-- Start of Extracted data --
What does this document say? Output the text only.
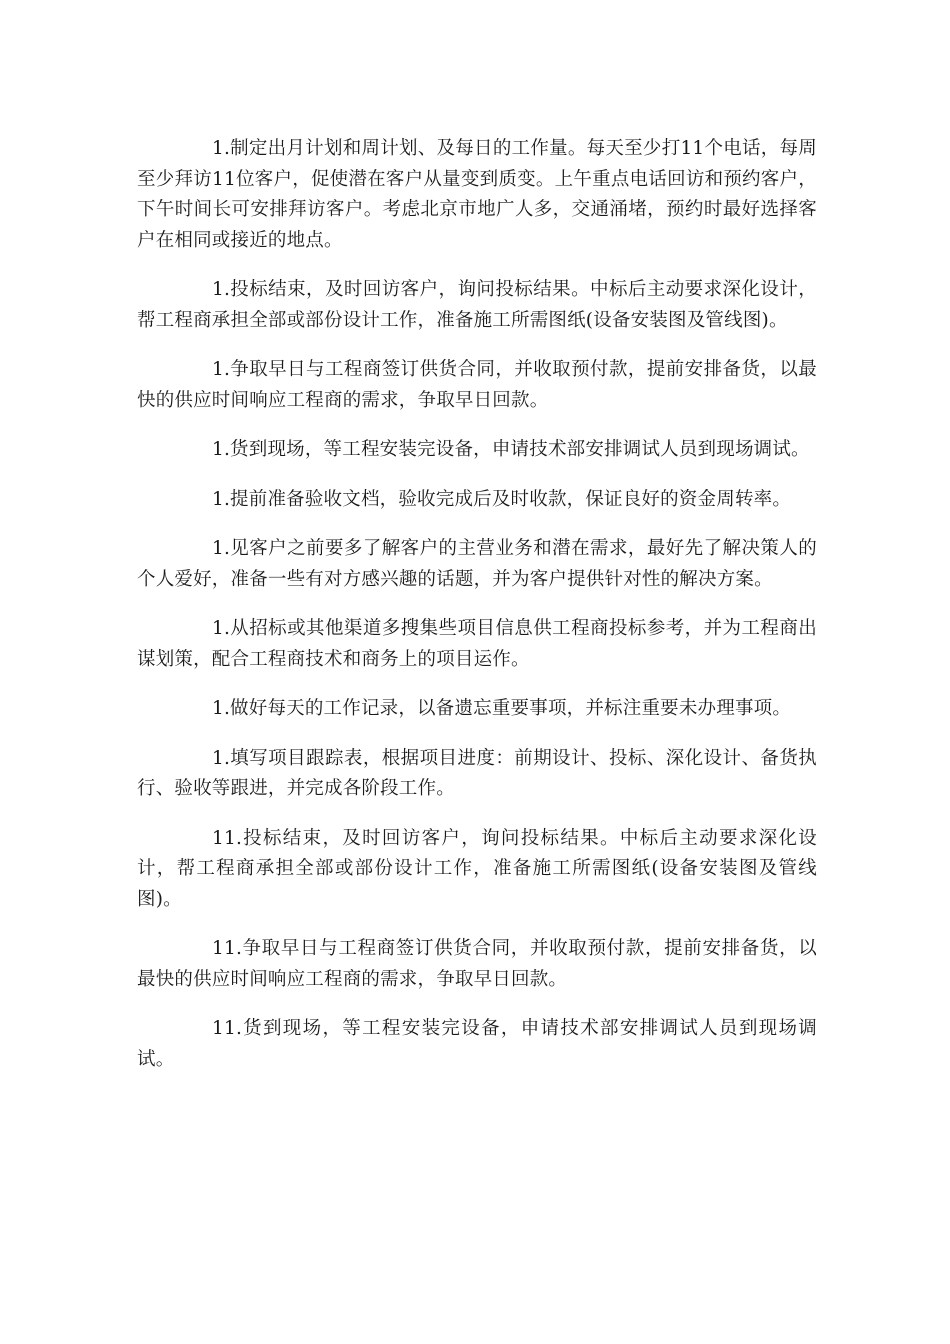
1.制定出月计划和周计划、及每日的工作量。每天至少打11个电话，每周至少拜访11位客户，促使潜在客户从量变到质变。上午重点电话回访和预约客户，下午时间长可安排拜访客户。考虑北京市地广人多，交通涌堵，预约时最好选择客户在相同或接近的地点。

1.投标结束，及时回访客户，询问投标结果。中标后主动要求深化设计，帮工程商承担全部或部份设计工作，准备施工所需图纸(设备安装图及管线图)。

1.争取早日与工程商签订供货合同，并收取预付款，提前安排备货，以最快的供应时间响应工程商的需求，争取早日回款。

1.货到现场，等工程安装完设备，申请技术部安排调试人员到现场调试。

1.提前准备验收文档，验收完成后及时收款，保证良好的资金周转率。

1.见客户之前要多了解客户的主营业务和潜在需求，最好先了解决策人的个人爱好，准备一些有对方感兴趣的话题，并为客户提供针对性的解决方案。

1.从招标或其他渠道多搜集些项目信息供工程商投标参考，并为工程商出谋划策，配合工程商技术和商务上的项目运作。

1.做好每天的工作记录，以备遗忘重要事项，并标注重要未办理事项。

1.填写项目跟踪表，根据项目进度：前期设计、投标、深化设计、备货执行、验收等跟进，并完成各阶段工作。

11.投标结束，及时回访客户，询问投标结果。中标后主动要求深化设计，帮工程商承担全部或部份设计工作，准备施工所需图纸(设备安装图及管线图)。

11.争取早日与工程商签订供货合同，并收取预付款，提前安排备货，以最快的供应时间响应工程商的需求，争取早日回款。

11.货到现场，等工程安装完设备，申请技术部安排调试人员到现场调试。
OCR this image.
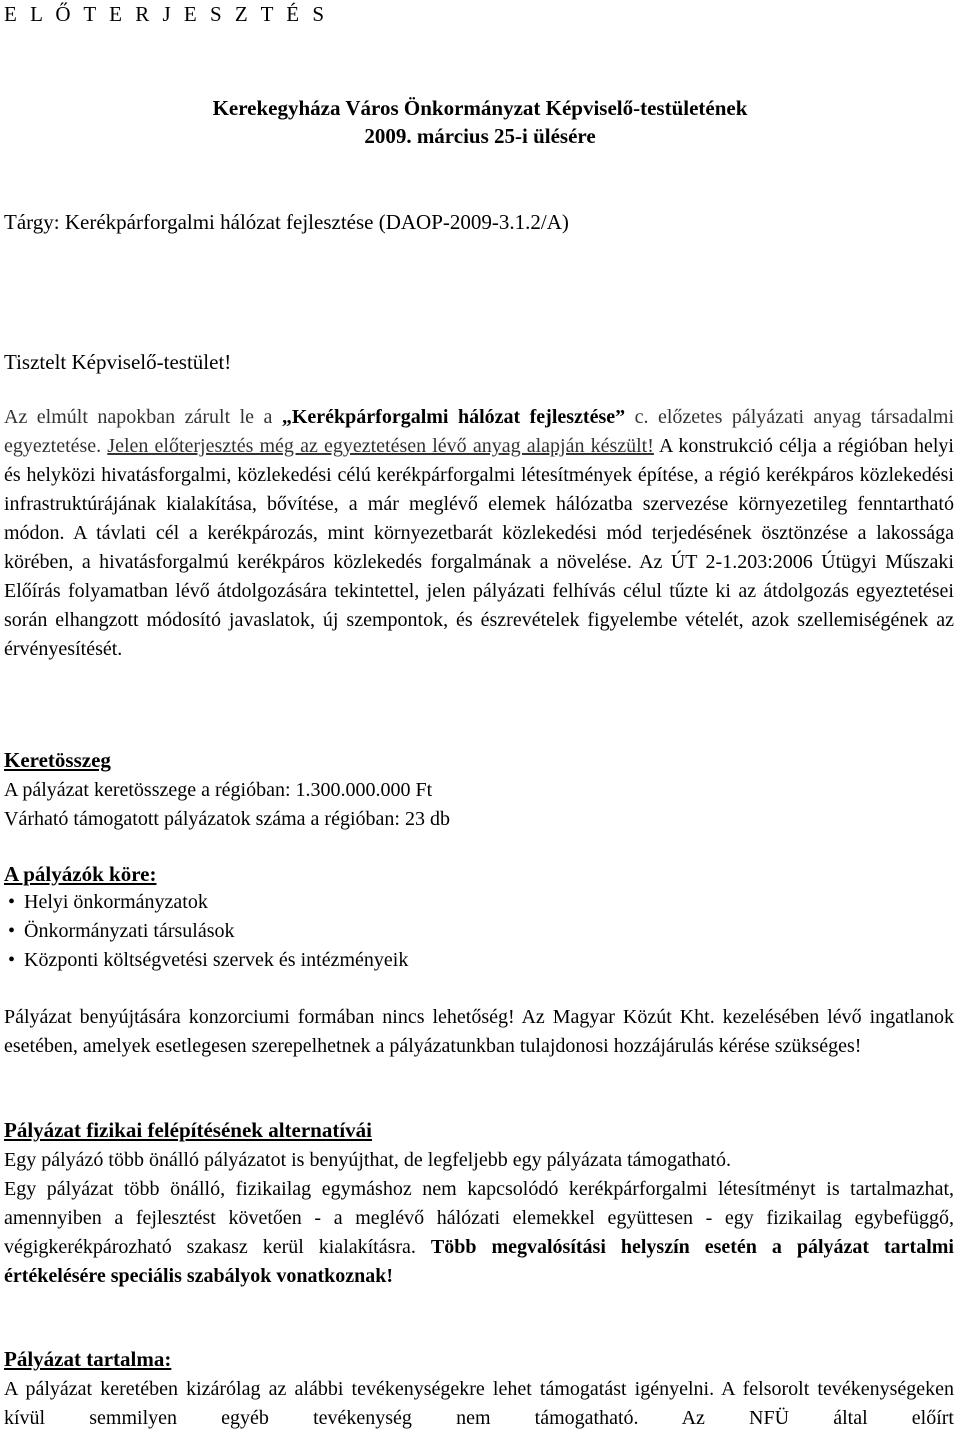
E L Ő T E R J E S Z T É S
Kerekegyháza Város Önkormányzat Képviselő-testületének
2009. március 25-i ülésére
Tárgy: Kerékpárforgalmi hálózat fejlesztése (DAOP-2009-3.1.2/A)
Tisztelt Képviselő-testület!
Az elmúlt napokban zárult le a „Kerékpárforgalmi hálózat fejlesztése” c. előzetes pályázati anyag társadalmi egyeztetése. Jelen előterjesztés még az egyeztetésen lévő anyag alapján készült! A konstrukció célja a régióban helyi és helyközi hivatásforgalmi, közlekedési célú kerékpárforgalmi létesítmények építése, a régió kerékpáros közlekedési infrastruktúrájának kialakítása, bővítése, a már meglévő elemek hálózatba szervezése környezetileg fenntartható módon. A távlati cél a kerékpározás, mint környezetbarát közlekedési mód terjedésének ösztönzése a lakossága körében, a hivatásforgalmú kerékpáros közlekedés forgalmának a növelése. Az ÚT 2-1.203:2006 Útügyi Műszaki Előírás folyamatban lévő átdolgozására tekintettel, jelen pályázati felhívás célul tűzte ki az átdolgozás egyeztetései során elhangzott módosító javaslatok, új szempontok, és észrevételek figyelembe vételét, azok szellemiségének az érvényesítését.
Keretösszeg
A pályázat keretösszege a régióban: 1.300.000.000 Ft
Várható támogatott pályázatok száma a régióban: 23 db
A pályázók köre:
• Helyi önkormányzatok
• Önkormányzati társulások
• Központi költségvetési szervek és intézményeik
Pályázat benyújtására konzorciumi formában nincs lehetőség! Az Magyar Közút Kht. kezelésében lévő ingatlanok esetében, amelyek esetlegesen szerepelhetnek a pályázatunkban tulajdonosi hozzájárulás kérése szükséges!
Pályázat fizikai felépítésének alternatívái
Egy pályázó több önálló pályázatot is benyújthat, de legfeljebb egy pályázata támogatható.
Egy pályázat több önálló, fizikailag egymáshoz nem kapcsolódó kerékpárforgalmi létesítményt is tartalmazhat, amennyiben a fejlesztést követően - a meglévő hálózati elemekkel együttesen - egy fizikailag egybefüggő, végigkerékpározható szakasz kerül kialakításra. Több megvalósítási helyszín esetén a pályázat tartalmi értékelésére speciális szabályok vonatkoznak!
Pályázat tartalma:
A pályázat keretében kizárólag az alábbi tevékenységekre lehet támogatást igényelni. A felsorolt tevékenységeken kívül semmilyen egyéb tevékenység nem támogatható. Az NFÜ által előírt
-- End of Extracted data --
### [Set task]
From the data, list each line in which the string "准备施工所需图纸" appears.

### [Answer to this task]
1.投标结束，及时回访客户，询问投标结果。中标后主动要求深化设计，帮工程商承担全部或部份设计工作，准备施工所需图纸(设备安装图及管线图)。
11.投标结束，及时回访客户，询问投标结果。中标后主动要求深化设计，帮工程商承担全部或部份设计工作，准备施工所需图纸(设备安装图及管线图)。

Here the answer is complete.